Items from a dataset:
◆ ◆ ◆ ◆ ◆

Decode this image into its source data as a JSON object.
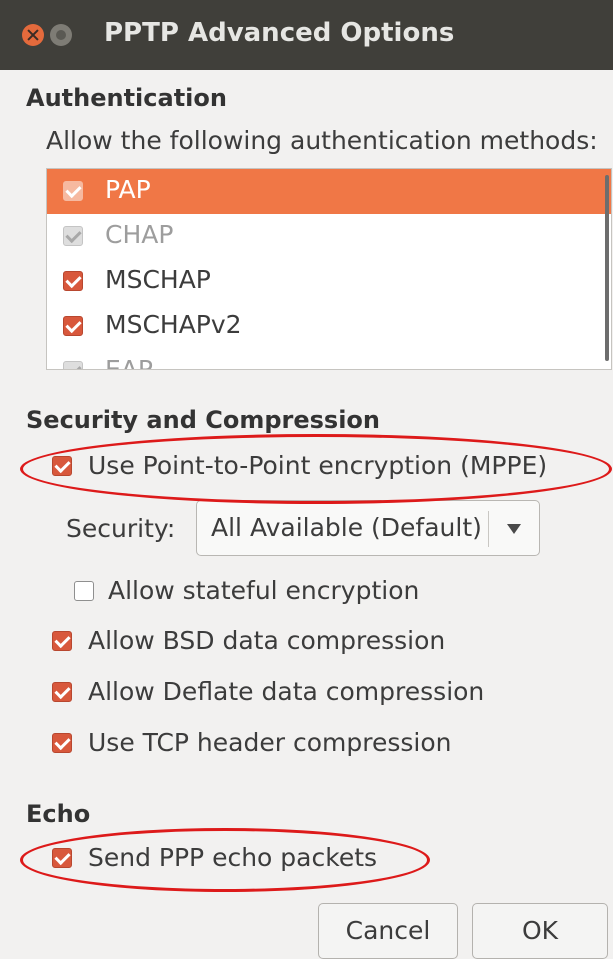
{
  "window": {
    "title": "PPTP Advanced Options"
  },
  "authentication": {
    "heading": "Authentication",
    "prompt": "Allow the following authentication methods:",
    "methods": [
      {
        "label": "PAP",
        "checked": true,
        "selected": true,
        "enabled": false
      },
      {
        "label": "CHAP",
        "checked": true,
        "selected": false,
        "enabled": false
      },
      {
        "label": "MSCHAP",
        "checked": true,
        "selected": false,
        "enabled": true
      },
      {
        "label": "MSCHAPv2",
        "checked": true,
        "selected": false,
        "enabled": true
      },
      {
        "label": "EAP",
        "checked": true,
        "selected": false,
        "enabled": false
      }
    ]
  },
  "security": {
    "heading": "Security and Compression",
    "mppe_label": "Use Point-to-Point encryption (MPPE)",
    "mppe_checked": true,
    "security_label": "Security:",
    "security_value": "All Available (Default)",
    "stateful_label": "Allow stateful encryption",
    "stateful_checked": false,
    "bsd_label": "Allow BSD data compression",
    "bsd_checked": true,
    "deflate_label": "Allow Deflate data compression",
    "deflate_checked": true,
    "tcp_label": "Use TCP header compression",
    "tcp_checked": true
  },
  "echo": {
    "heading": "Echo",
    "send_label": "Send PPP echo packets",
    "send_checked": true
  },
  "buttons": {
    "cancel": "Cancel",
    "ok": "OK"
  },
  "colors": {
    "accent": "#f07746",
    "checkbox": "#d8583c",
    "titlebar": "#403f3a",
    "highlight_ellipse": "#dd1a1a"
  }
}
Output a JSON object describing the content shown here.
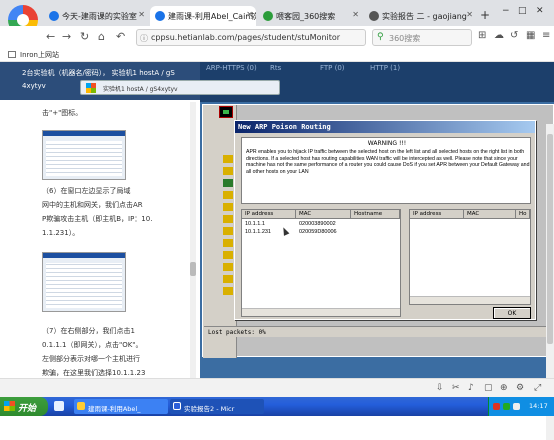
{
  "browser": {
    "tabs": [
      {
        "label": "今天-建雨课的实验室",
        "color": "#1a73e8"
      },
      {
        "label": "建雨课-利用Abel_Cain软",
        "color": "#1a73e8"
      },
      {
        "label": "喂客园_360搜索",
        "color": "#2b9c3a"
      },
      {
        "label": "实验报告 二 - gaojiang",
        "color": "#555555"
      }
    ],
    "new_tab": "+",
    "window_buttons": [
      "−",
      "□",
      "✕"
    ],
    "url": "cppsu.hetianlab.com/pages/student/stuMonitor",
    "search_placeholder": "360搜索",
    "bookmark": "Inron上网站"
  },
  "left_panel": {
    "header_line1": "2台实验机（机器名/密码）， 实验机1 hostA / gS",
    "header_line2": "4xytyv",
    "remote_bar_label": "实验机1  hostA / gS4xytyv",
    "text_top": "击\"+\"图标。",
    "para6_lines": [
      "（6）在窗口左边显示了局域",
      "网中的主机和网关，我们点击AR",
      "P欺骗攻击主机（即主机B，IP：10.",
      "1.1.231）。"
    ],
    "para7_lines": [
      "（7）在右侧部分，我们点击1",
      "0.1.1.1（即网关），点击\"OK\"。",
      "左侧部分表示对哪一个主机进行",
      "欺骗，在这里我们选择10.1.1.23"
    ]
  },
  "remote": {
    "ghost_tabs": [
      "ARP-HTTPS (0)",
      "Rts",
      "FTP (0)",
      "HTTP (1)"
    ],
    "status_bar": "Lost packets:   0%"
  },
  "dialog": {
    "title": "New ARP Poison Routing",
    "warning_title": "WARNING !!!",
    "warning_text": "APR enables you to hijack IP traffic between the selected host on the left list and all selected hosts on the right list in both directions. If a selected host has routing capabilities WAN traffic will be intercepted as well. Please note that since your machine has not the same performance of a router you could cause DoS if you set APR between your Default Gateway and all other hosts on your LAN",
    "left_list": {
      "headers": [
        "IP address",
        "MAC",
        "Hostname"
      ],
      "rows": [
        [
          "10.1.1.1",
          "020003890002",
          ""
        ],
        [
          "10.1.1.231",
          "020059D80006",
          ""
        ]
      ]
    },
    "right_list": {
      "headers": [
        "IP address",
        "MAC",
        "Ho"
      ],
      "rows": []
    },
    "ok_label": "OK"
  },
  "taskbar": {
    "start_label": "开始",
    "tasks": [
      "建雨课-利用Abel_",
      "实验报告2 - Micr"
    ],
    "clock": "14:17"
  }
}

◆ ◆ ◆ ◆ ◆

**REQUIREMENTS:**
From the listing above, find the number of lines with the word "encryption" in them. Answer with the number only.

**TASK RESULT:**
2